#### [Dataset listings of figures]

^^^^

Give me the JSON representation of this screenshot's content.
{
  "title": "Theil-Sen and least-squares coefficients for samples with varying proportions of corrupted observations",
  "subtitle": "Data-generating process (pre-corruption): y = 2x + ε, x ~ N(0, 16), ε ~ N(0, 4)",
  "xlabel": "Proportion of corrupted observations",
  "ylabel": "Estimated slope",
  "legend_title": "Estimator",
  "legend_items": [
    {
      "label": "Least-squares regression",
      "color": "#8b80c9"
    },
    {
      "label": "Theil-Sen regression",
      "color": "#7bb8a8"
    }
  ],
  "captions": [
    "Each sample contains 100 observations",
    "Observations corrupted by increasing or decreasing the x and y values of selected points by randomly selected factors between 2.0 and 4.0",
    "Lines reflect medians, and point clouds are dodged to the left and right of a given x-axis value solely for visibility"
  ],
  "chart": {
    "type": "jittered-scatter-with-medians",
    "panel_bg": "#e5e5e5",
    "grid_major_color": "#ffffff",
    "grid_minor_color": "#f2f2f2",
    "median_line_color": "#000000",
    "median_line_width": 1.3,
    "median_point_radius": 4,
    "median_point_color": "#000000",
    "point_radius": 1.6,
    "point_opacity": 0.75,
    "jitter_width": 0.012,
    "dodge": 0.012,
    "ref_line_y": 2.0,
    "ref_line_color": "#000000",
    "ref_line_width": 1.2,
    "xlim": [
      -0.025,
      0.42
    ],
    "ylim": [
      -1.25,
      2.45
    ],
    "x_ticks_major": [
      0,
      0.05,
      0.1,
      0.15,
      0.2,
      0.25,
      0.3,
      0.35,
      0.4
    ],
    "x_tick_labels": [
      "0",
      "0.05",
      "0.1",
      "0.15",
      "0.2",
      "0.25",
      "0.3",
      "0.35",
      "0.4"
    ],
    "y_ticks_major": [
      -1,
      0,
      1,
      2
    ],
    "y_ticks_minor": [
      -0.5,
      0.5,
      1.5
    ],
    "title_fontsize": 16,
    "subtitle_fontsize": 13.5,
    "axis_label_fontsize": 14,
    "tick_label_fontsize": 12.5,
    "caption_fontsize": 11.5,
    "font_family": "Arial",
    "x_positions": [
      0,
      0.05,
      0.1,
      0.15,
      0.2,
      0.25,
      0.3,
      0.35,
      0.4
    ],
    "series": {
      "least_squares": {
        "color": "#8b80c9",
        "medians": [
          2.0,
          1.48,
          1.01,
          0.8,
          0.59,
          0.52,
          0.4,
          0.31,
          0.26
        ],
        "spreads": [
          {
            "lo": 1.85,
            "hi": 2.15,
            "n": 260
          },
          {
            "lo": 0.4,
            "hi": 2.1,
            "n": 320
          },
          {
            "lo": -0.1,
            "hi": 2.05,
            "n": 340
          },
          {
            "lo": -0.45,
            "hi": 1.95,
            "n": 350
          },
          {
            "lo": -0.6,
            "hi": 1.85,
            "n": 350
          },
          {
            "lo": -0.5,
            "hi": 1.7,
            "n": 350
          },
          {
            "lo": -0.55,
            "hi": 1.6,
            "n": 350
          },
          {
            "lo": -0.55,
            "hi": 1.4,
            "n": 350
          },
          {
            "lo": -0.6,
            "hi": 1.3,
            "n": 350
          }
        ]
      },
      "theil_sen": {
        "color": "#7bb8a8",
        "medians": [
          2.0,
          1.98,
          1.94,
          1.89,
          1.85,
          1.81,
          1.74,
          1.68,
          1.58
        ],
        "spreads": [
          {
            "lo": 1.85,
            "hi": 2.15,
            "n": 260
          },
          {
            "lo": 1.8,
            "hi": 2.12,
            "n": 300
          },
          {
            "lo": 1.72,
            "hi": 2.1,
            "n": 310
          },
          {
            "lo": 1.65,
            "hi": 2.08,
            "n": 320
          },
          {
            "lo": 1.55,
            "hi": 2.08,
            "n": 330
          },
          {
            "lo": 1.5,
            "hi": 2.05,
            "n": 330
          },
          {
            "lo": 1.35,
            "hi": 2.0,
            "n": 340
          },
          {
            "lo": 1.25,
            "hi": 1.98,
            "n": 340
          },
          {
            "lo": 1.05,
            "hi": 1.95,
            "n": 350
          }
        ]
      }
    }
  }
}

^^^^

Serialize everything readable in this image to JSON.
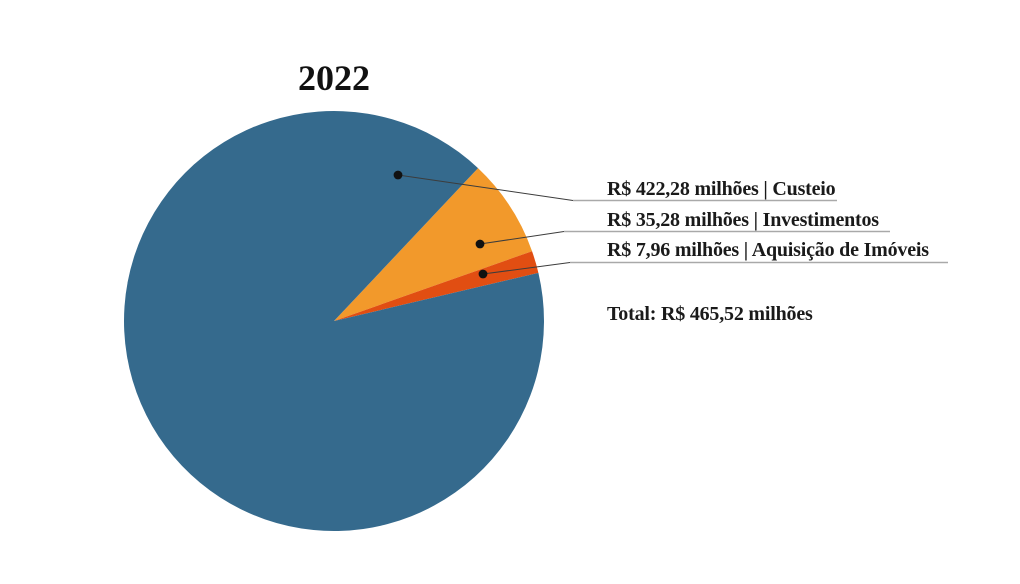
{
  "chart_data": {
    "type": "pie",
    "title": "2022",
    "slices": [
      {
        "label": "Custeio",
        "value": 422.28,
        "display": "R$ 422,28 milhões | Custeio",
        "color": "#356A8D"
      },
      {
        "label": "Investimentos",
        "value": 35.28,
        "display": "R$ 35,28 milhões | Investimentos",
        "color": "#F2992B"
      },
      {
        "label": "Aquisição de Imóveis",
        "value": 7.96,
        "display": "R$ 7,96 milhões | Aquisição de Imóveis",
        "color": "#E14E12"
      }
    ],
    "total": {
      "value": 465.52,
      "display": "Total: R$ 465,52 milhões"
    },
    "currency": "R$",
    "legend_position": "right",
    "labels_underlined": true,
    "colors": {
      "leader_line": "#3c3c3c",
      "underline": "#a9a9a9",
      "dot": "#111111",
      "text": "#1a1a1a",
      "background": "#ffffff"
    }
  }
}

^^^^

#### [PROBLEM STATEMENT]
The word "Custeio" may occur in lines of the records. Report how many such lines there are, giving only the number.

#### [FINAL RESULT]
2